MATERIAL →
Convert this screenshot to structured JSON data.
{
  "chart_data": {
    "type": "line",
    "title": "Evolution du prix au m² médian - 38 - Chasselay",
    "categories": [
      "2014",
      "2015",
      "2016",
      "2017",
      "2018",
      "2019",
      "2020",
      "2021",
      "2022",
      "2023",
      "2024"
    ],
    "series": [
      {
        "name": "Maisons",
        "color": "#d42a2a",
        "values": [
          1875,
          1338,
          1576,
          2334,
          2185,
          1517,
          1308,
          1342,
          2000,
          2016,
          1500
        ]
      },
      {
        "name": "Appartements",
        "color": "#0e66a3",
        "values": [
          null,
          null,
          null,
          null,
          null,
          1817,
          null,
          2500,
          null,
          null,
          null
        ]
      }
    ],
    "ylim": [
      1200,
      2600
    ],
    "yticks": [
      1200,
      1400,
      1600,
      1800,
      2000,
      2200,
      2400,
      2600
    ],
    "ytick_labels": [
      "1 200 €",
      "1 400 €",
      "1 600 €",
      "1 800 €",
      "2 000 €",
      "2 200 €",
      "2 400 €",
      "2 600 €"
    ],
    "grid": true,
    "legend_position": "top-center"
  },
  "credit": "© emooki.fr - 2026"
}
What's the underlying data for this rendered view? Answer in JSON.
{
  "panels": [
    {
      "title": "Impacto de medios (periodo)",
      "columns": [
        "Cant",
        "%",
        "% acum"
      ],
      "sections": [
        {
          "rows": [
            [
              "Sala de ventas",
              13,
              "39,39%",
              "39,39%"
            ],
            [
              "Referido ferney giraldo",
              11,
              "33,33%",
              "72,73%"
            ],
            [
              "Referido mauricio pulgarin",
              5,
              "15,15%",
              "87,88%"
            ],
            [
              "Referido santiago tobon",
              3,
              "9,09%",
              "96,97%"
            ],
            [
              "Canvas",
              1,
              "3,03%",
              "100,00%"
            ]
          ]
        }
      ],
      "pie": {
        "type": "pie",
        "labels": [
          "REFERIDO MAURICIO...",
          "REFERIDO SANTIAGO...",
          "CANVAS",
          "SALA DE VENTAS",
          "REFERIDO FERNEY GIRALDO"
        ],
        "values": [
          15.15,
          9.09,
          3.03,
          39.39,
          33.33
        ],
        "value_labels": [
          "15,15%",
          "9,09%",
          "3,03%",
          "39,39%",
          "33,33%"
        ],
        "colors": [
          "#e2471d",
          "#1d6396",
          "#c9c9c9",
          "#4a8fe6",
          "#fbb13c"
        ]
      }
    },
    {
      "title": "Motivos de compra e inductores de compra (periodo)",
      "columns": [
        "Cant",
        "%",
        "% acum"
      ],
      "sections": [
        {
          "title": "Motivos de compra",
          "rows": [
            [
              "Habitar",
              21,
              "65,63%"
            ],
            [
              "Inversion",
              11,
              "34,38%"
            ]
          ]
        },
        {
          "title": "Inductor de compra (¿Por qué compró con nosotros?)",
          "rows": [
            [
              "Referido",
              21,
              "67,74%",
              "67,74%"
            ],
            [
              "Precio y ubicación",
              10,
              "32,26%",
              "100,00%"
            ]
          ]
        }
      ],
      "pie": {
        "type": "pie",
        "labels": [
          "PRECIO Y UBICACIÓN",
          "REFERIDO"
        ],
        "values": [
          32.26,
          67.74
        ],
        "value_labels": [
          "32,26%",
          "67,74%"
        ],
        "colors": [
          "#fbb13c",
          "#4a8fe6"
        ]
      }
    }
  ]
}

REQUIRED TASK → Across all the entries, count the lines that contain the word "this" and give the number by itself.

ANSWER IN FULL → 2